═══ Exercise materials ═══
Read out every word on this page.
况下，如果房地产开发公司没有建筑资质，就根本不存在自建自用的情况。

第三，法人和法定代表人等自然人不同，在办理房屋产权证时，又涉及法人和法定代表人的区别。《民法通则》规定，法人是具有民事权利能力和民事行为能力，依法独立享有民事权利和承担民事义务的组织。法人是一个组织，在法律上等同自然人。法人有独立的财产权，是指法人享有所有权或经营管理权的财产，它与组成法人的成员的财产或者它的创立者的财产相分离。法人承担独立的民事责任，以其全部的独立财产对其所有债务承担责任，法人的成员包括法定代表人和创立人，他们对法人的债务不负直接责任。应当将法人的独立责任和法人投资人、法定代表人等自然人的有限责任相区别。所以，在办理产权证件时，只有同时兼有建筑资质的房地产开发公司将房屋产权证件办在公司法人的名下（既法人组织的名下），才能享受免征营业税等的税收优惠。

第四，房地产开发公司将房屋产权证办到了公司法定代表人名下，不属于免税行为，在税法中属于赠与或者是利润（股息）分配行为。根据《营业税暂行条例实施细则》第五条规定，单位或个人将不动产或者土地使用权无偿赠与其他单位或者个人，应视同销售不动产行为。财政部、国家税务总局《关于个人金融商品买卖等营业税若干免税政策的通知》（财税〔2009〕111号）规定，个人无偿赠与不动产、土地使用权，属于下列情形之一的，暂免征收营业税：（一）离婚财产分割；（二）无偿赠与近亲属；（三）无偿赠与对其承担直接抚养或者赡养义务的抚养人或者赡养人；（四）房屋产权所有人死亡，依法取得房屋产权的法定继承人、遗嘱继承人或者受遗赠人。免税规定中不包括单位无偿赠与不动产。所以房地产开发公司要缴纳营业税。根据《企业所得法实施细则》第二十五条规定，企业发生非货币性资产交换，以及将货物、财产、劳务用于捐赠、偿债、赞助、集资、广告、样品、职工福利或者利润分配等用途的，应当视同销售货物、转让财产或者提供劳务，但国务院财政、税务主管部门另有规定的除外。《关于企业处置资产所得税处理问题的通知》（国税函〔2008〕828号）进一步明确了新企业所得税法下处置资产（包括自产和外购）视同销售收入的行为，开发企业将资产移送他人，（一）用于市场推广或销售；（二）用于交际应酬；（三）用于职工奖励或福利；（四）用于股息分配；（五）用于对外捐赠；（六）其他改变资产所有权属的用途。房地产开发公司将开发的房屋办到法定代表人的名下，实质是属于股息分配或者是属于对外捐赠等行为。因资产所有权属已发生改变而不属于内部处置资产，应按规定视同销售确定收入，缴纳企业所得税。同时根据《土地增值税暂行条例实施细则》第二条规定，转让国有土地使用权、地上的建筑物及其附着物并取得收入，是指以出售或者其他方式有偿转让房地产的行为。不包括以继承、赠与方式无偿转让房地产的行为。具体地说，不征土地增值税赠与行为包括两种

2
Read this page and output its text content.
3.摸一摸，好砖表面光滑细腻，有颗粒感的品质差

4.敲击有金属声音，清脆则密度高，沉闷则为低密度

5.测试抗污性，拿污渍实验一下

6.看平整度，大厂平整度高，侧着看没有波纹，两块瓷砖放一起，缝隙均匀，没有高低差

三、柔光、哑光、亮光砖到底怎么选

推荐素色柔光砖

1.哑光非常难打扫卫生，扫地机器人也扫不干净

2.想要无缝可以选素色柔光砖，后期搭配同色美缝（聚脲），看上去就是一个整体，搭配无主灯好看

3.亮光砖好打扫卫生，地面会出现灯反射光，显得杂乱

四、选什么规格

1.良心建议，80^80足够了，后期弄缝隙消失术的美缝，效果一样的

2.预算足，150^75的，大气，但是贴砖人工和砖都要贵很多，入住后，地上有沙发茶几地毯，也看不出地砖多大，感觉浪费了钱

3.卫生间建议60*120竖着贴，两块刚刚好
═══
To be done>
Each entry above is to be printed again exactly.

Written answer>
Read out every word on this page.
况下，如果房地产开发公司没有建筑资质，就根本不存在自建自用的情况。

第三，法人和法定代表人等自然人不同，在办理房屋产权证时，又涉及法人和法定代表人的区别。《民法通则》规定，法人是具有民事权利能力和民事行为能力，依法独立享有民事权利和承担民事义务的组织。法人是一个组织，在法律上等同自然人。法人有独立的财产权，是指法人享有所有权或经营管理权的财产，它与组成法人的成员的财产或者它的创立者的财产相分离。法人承担独立的民事责任，以其全部的独立财产对其所有债务承担责任，法人的成员包括法定代表人和创立人，他们对法人的债务不负直接责任。应当将法人的独立责任和法人投资人、法定代表人等自然人的有限责任相区别。所以，在办理产权证件时，只有同时兼有建筑资质的房地产开发公司将房屋产权证件办在公司法人的名下（既法人组织的名下），才能享受免征营业税等的税收优惠。

第四，房地产开发公司将房屋产权证办到了公司法定代表人名下，不属于免税行为，在税法中属于赠与或者是利润（股息）分配行为。根据《营业税暂行条例实施细则》第五条规定，单位或个人将不动产或者土地使用权无偿赠与其他单位或者个人，应视同销售不动产行为。财政部、国家税务总局《关于个人金融商品买卖等营业税若干免税政策的通知》（财税〔2009〕111号）规定，个人无偿赠与不动产、土地使用权，属于下列情形之一的，暂免征收营业税：（一）离婚财产分割；（二）无偿赠与近亲属；（三）无偿赠与对其承担直接抚养或者赡养义务的抚养人或者赡养人；（四）房屋产权所有人死亡，依法取得房屋产权的法定继承人、遗嘱继承人或者受遗赠人。免税规定中不包括单位无偿赠与不动产。所以房地产开发公司要缴纳营业税。根据《企业所得法实施细则》第二十五条规定，企业发生非货币性资产交换，以及将货物、财产、劳务用于捐赠、偿债、赞助、集资、广告、样品、职工福利或者利润分配等用途的，应当视同销售货物、转让财产或者提供劳务，但国务院财政、税务主管部门另有规定的除外。《关于企业处置资产所得税处理问题的通知》（国税函〔2008〕828号）进一步明确了新企业所得税法下处置资产（包括自产和外购）视同销售收入的行为，开发企业将资产移送他人，（一）用于市场推广或销售；（二）用于交际应酬；（三）用于职工奖励或福利；（四）用于股息分配；（五）用于对外捐赠；（六）其他改变资产所有权属的用途。房地产开发公司将开发的房屋办到法定代表人的名下，实质是属于股息分配或者是属于对外捐赠等行为。因资产所有权属已发生改变而不属于内部处置资产，应按规定视同销售确定收入，缴纳企业所得税。同时根据《土地增值税暂行条例实施细则》第二条规定，转让国有土地使用权、地上的建筑物及其附着物并取得收入，是指以出售或者其他方式有偿转让房地产的行为。不包括以继承、赠与方式无偿转让房地产的行为。具体地说，不征土地增值税赠与行为包括两种

2
Read this page and output its text content.
3.摸一摸，好砖表面光滑细腻，有颗粒感的品质差

4.敲击有金属声音，清脆则密度高，沉闷则为低密度

5.测试抗污性，拿污渍实验一下

6.看平整度，大厂平整度高，侧着看没有波纹，两块瓷砖放一起，缝隙均匀，没有高低差

三、柔光、哑光、亮光砖到底怎么选

推荐素色柔光砖

1.哑光非常难打扫卫生，扫地机器人也扫不干净

2.想要无缝可以选素色柔光砖，后期搭配同色美缝（聚脲），看上去就是一个整体，搭配无主灯好看

3.亮光砖好打扫卫生，地面会出现灯反射光，显得杂乱

四、选什么规格

1.良心建议，80^80足够了，后期弄缝隙消失术的美缝，效果一样的

2.预算足，150^75的，大气，但是贴砖人工和砖都要贵很多，入住后，地上有沙发茶几地毯，也看不出地砖多大，感觉浪费了钱

3.卫生间建议60*120竖着贴，两块刚刚好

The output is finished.